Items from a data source
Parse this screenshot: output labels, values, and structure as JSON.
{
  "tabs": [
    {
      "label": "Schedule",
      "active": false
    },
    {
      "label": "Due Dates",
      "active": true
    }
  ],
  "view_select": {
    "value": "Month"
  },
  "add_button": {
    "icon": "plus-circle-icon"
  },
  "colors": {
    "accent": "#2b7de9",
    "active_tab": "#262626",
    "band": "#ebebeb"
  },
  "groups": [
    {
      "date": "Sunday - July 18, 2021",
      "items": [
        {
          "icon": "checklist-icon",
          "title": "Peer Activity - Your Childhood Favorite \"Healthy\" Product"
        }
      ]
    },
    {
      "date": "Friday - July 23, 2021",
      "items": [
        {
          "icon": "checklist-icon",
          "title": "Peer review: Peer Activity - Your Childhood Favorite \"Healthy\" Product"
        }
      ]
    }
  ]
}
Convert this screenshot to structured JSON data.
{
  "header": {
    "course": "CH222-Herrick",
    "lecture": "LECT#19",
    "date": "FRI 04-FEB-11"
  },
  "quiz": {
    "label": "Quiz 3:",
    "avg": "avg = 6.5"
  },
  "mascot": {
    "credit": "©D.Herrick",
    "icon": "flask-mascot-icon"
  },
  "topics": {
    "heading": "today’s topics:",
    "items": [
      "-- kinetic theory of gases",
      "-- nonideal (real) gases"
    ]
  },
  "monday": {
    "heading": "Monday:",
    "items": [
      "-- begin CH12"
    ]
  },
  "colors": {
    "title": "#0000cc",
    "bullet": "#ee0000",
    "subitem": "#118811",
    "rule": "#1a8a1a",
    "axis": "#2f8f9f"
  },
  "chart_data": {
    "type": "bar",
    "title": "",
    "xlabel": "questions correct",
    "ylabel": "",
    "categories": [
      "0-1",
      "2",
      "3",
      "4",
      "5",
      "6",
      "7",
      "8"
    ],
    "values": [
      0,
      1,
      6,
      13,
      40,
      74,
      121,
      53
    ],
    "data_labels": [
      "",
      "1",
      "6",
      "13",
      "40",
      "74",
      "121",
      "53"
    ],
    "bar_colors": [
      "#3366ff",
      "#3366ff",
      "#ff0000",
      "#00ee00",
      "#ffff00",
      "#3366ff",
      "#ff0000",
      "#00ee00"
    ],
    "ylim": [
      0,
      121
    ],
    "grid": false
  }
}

__Short problem__: Transcribe the entire listing above precisely.

__Exercise response__:
Parse this screenshot: output labels, values, and structure as JSON.
{
  "tabs": [
    {
      "label": "Schedule",
      "active": false
    },
    {
      "label": "Due Dates",
      "active": true
    }
  ],
  "view_select": {
    "value": "Month"
  },
  "add_button": {
    "icon": "plus-circle-icon"
  },
  "colors": {
    "accent": "#2b7de9",
    "active_tab": "#262626",
    "band": "#ebebeb"
  },
  "groups": [
    {
      "date": "Sunday - July 18, 2021",
      "items": [
        {
          "icon": "checklist-icon",
          "title": "Peer Activity - Your Childhood Favorite \"Healthy\" Product"
        }
      ]
    },
    {
      "date": "Friday - July 23, 2021",
      "items": [
        {
          "icon": "checklist-icon",
          "title": "Peer review: Peer Activity - Your Childhood Favorite \"Healthy\" Product"
        }
      ]
    }
  ]
}
Convert this screenshot to structured JSON data.
{
  "header": {
    "course": "CH222-Herrick",
    "lecture": "LECT#19",
    "date": "FRI 04-FEB-11"
  },
  "quiz": {
    "label": "Quiz 3:",
    "avg": "avg = 6.5"
  },
  "mascot": {
    "credit": "©D.Herrick",
    "icon": "flask-mascot-icon"
  },
  "topics": {
    "heading": "today’s topics:",
    "items": [
      "-- kinetic theory of gases",
      "-- nonideal (real) gases"
    ]
  },
  "monday": {
    "heading": "Monday:",
    "items": [
      "-- begin CH12"
    ]
  },
  "colors": {
    "title": "#0000cc",
    "bullet": "#ee0000",
    "subitem": "#118811",
    "rule": "#1a8a1a",
    "axis": "#2f8f9f"
  },
  "chart_data": {
    "type": "bar",
    "title": "",
    "xlabel": "questions correct",
    "ylabel": "",
    "categories": [
      "0-1",
      "2",
      "3",
      "4",
      "5",
      "6",
      "7",
      "8"
    ],
    "values": [
      0,
      1,
      6,
      13,
      40,
      74,
      121,
      53
    ],
    "data_labels": [
      "",
      "1",
      "6",
      "13",
      "40",
      "74",
      "121",
      "53"
    ],
    "bar_colors": [
      "#3366ff",
      "#3366ff",
      "#ff0000",
      "#00ee00",
      "#ffff00",
      "#3366ff",
      "#ff0000",
      "#00ee00"
    ],
    "ylim": [
      0,
      121
    ],
    "grid": false
  }
}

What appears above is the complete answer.